● **What you have to do**:
Tally up the lines carrying the string "Problem" and respond with only the resulting number.

(Saved data entries)
──────
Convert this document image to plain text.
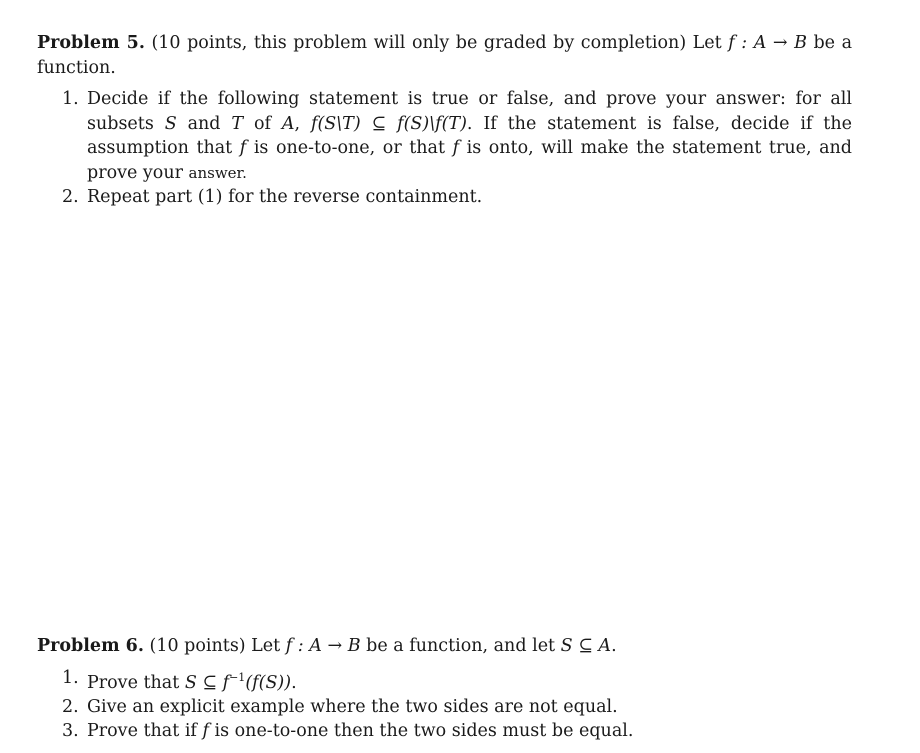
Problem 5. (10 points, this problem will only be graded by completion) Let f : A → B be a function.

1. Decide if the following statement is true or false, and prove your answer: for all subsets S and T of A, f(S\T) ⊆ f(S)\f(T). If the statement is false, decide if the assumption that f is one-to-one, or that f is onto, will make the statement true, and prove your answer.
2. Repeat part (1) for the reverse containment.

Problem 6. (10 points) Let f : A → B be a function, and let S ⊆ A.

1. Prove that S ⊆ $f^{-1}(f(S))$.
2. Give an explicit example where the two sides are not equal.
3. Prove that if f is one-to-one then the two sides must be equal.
──────
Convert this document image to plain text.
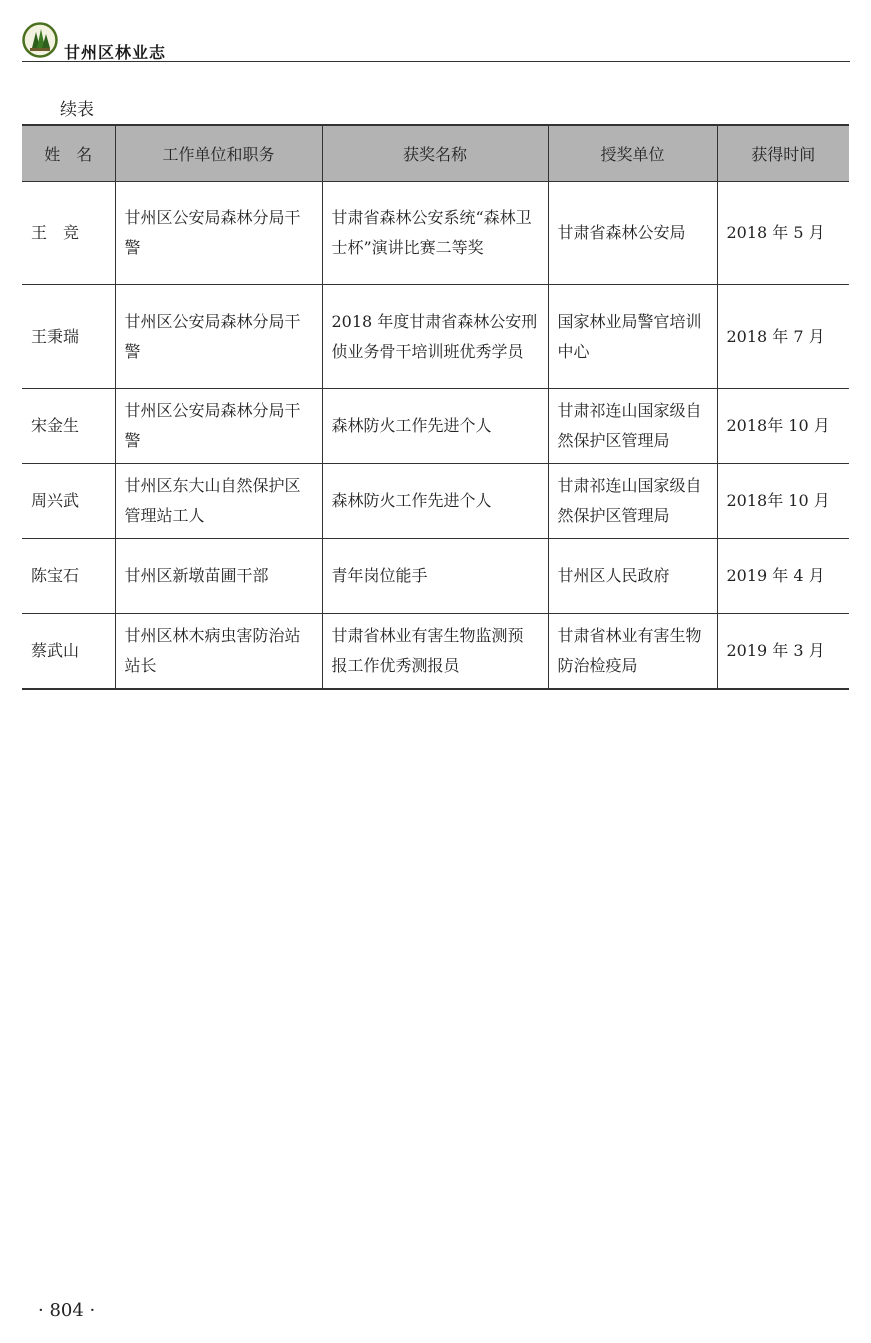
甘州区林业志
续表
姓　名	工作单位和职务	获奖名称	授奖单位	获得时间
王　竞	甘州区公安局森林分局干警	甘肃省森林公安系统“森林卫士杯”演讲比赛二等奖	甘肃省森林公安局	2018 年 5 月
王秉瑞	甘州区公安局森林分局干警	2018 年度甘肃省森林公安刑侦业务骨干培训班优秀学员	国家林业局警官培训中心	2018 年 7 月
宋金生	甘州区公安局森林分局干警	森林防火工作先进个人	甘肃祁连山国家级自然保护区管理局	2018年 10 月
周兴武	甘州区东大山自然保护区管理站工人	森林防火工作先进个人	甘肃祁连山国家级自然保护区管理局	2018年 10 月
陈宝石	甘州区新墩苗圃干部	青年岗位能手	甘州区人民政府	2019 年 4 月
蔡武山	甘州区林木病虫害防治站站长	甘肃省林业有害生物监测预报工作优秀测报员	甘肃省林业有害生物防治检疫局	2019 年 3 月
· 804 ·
──────
● **Result for this exercise**:
2